Written exercise:
Rewrite only the entries from the line containing "Where is each" down to the line containing "staticText: 新客 专享 [155, 981, 205, 1041]", swapping "Timer" for "Stopwatch" and leaving everything else unchanged. Omit the picture from your output.

Material:
◇ ◇ ◇ ◇

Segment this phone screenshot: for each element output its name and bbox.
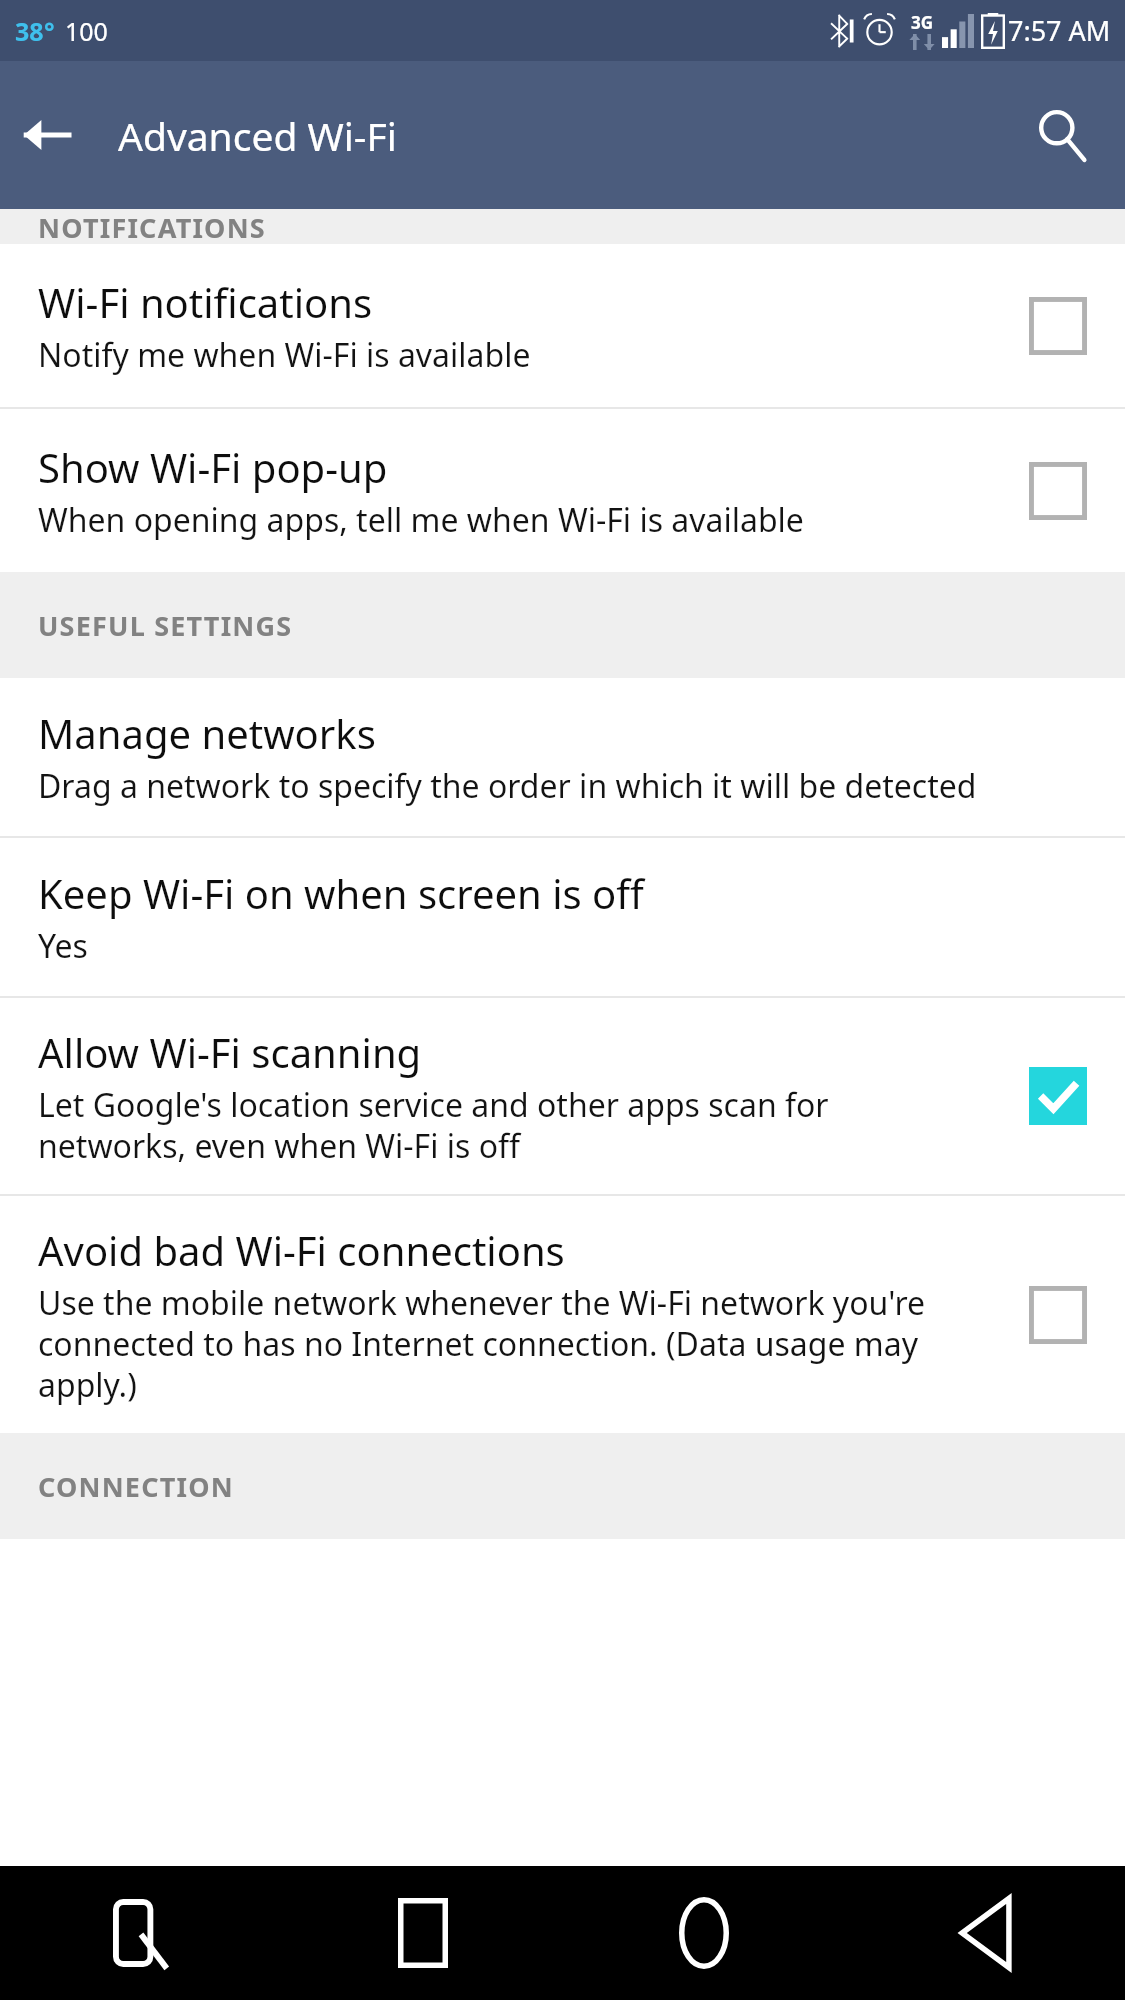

◇ ◇ ◇ ◇

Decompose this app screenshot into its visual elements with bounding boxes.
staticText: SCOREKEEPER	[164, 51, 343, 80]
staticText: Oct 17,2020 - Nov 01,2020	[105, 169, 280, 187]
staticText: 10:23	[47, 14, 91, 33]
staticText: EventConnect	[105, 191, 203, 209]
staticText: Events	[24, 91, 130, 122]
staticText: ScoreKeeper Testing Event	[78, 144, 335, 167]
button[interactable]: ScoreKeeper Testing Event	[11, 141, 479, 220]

◇ ◇ ◇ ◇

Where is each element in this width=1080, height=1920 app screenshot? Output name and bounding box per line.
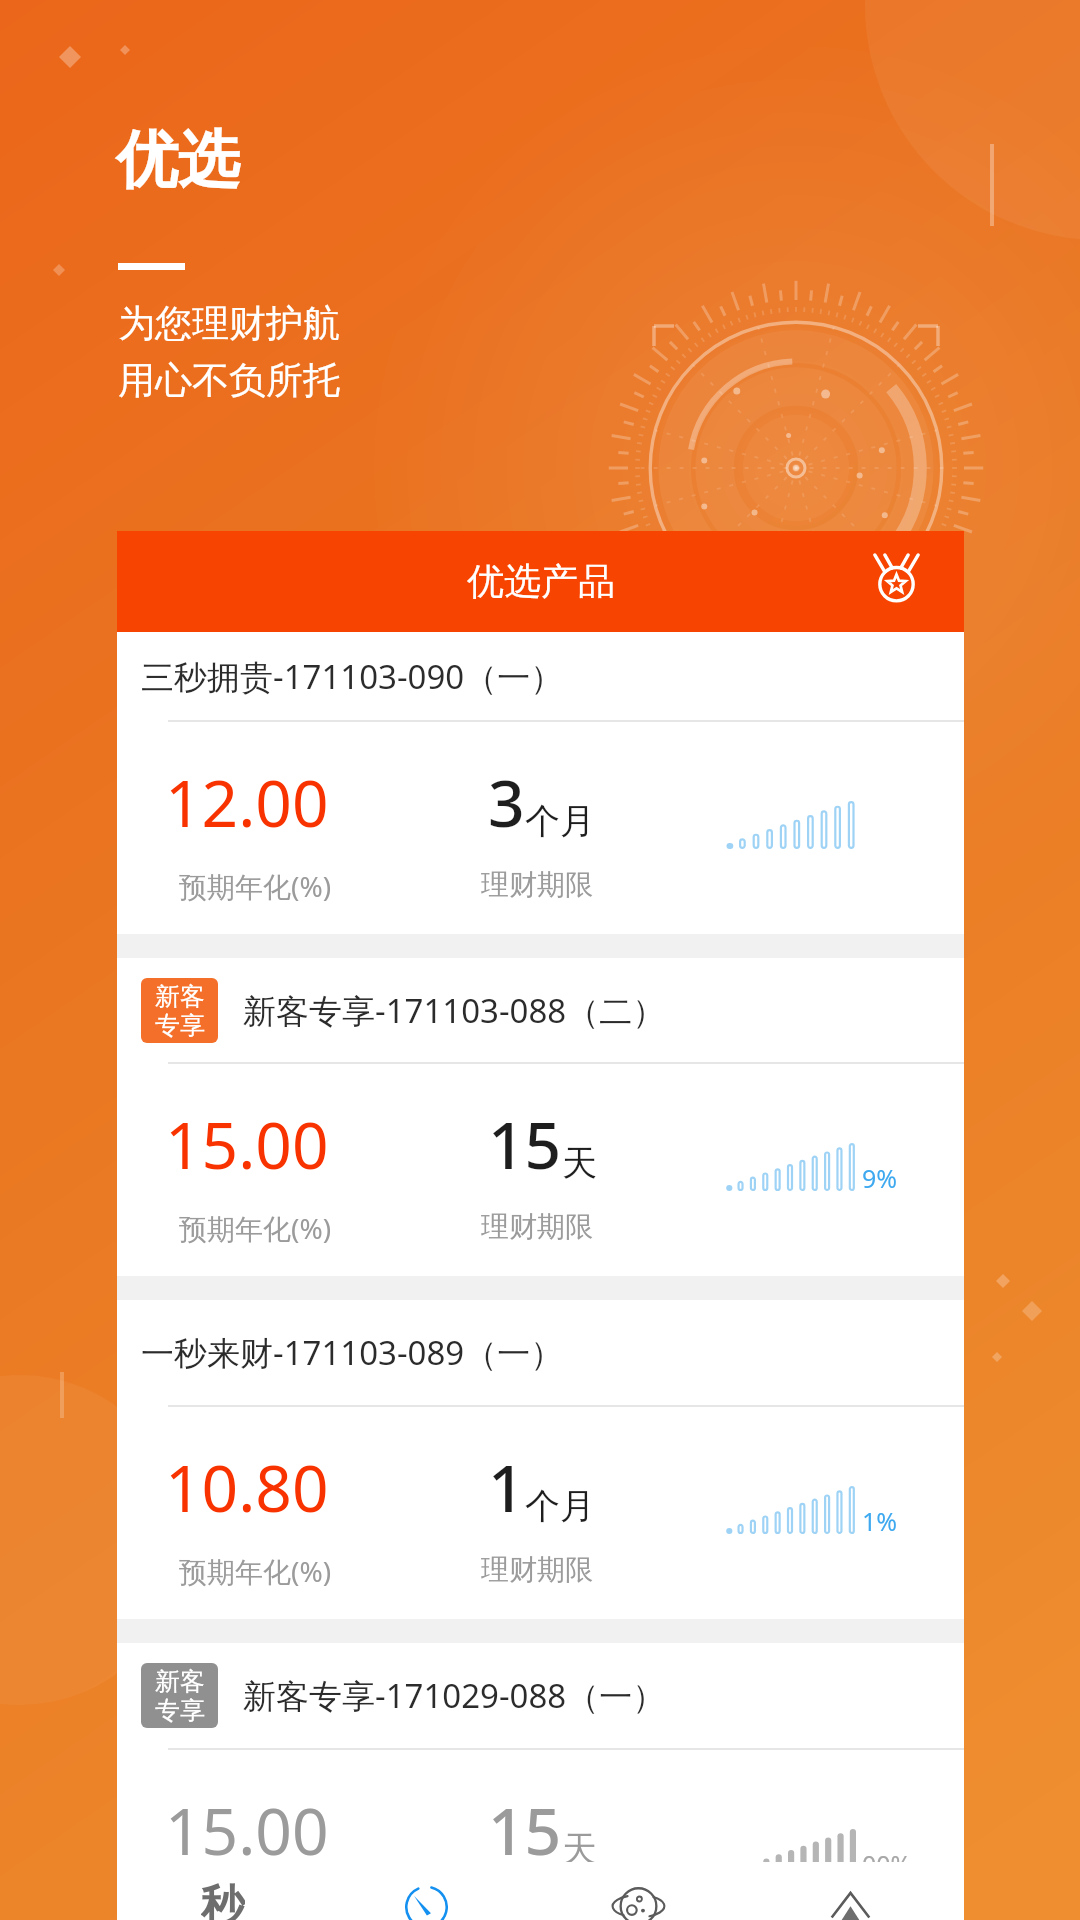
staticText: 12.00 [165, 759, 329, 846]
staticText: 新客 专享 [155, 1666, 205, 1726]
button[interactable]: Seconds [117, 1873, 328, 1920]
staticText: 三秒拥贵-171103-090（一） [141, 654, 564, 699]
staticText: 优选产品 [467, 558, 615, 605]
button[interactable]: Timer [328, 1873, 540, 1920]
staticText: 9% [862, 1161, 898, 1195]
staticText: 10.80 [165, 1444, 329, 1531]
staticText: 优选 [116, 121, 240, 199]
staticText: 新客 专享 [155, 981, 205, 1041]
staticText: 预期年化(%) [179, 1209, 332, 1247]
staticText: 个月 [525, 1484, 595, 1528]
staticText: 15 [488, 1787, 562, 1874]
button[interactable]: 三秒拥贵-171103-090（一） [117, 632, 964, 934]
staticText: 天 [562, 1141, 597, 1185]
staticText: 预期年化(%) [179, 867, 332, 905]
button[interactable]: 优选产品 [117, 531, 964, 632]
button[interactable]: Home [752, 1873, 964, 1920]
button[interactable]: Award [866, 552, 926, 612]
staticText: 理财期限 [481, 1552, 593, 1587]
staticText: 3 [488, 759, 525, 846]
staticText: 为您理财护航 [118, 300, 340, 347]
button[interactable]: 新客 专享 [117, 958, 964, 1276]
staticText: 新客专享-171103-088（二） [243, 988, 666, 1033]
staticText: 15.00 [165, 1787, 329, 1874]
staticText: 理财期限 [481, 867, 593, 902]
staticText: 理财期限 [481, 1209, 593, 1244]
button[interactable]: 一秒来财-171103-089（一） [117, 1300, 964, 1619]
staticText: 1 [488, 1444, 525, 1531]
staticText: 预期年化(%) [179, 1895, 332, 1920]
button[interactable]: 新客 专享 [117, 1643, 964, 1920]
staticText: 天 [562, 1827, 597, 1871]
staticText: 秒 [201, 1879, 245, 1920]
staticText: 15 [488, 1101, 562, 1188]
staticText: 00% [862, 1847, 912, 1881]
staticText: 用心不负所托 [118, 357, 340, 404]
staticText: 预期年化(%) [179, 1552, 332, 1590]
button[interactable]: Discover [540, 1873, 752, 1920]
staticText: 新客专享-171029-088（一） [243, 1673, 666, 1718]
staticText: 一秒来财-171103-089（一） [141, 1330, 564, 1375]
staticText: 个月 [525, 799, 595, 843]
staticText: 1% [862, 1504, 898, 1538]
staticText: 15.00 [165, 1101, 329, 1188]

◇ ◇ ◇ ◇

Correct output:
Where is each element in this width=1080, height=1920 app screenshot? Output name and bounding box per line.
staticText: 12.00 [165, 759, 329, 846]
staticText: 新客 专享 [155, 1666, 205, 1726]
button[interactable]: Seconds [117, 1873, 328, 1920]
staticText: 三秒拥贵-171103-090（一） [141, 654, 564, 699]
staticText: 优选产品 [467, 558, 615, 605]
button[interactable]: Stopwatch [328, 1873, 540, 1920]
staticText: 9% [862, 1161, 898, 1195]
staticText: 10.80 [165, 1444, 329, 1531]
staticText: 优选 [116, 121, 240, 199]
staticText: 新客 专享 [155, 981, 205, 1041]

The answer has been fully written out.